Task instructions: Pull out every line in the records below that contains the word "modulator".

::::

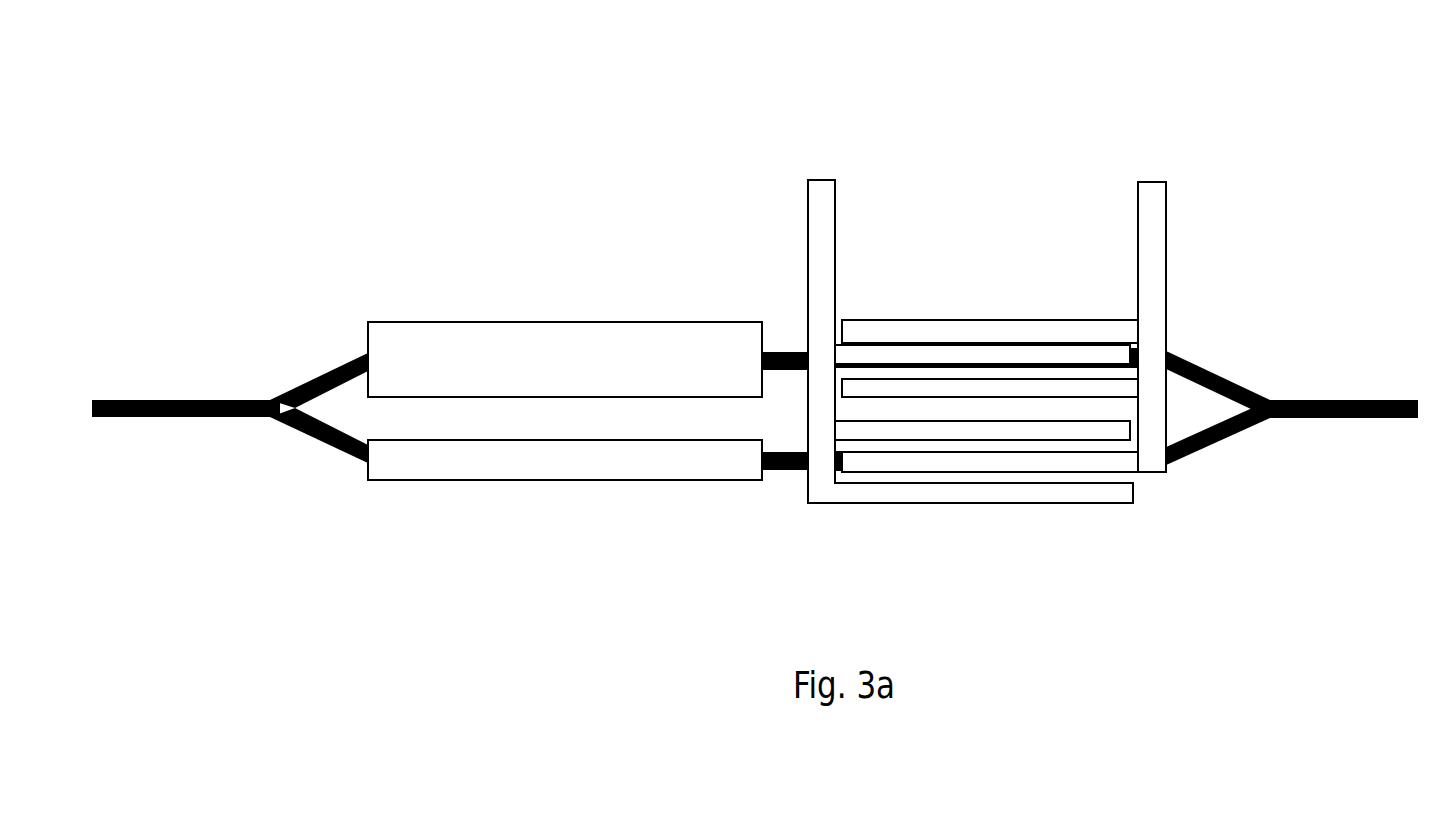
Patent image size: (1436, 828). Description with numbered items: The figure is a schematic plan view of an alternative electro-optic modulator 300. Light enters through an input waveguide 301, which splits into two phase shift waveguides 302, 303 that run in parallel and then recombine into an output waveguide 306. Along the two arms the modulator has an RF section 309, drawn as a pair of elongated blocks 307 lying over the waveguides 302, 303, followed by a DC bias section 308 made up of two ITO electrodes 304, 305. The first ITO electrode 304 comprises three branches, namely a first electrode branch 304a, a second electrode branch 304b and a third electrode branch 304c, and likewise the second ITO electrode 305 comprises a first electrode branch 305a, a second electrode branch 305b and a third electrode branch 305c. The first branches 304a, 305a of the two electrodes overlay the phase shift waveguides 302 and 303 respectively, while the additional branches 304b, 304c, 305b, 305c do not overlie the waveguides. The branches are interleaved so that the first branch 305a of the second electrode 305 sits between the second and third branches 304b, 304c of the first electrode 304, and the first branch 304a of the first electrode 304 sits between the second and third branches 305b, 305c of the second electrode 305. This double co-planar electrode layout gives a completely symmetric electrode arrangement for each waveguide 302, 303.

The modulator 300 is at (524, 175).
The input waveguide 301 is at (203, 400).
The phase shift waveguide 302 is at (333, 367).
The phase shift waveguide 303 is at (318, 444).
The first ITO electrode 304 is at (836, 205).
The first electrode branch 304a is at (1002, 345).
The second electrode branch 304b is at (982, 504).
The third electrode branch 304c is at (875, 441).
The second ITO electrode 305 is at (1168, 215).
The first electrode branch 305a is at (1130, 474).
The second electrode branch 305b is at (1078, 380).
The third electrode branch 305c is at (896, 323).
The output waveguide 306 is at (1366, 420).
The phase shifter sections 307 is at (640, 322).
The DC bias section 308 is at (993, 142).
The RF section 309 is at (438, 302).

::::

Response to this task:
Patent image size: (1436, 828). Description with numbered items: The figure is a schematic plan view of an alternative electro-optic modulator 300. Light enters through an input waveguide 301, which splits into two phase shift waveguides 302, 303 that run in parallel and then recombine into an output waveguide 306. Along the two arms the modulator has an RF section 309, drawn as a pair of elongated blocks 307 lying over the waveguides 302, 303, followed by a DC bias section 308 made up of two ITO electrodes 304, 305. The first ITO electrode 304 comprises three branches, namely a first electrode branch 304a, a second electrode branch 304b and a third electrode branch 304c, and likewise the second ITO electrode 305 comprises a first electrode branch 305a, a second electrode branch 305b and a third electrode branch 305c. The first branches 304a, 305a of the two electrodes overlay the phase shift waveguides 302 and 303 respectively, while the additional branches 304b, 304c, 305b, 305c do not overlie the waveguides. The branches are interleaved so that the first branch 305a of the second electrode 305 sits between the second and third branches 304b, 304c of the first electrode 304, and the first branch 304a of the first electrode 304 sits between the second and third branches 305b, 305c of the second electrode 305. This double co-planar electrode layout gives a completely symmetric electrode arrangement for each waveguide 302, 303.
The modulator 300 is at (524, 175).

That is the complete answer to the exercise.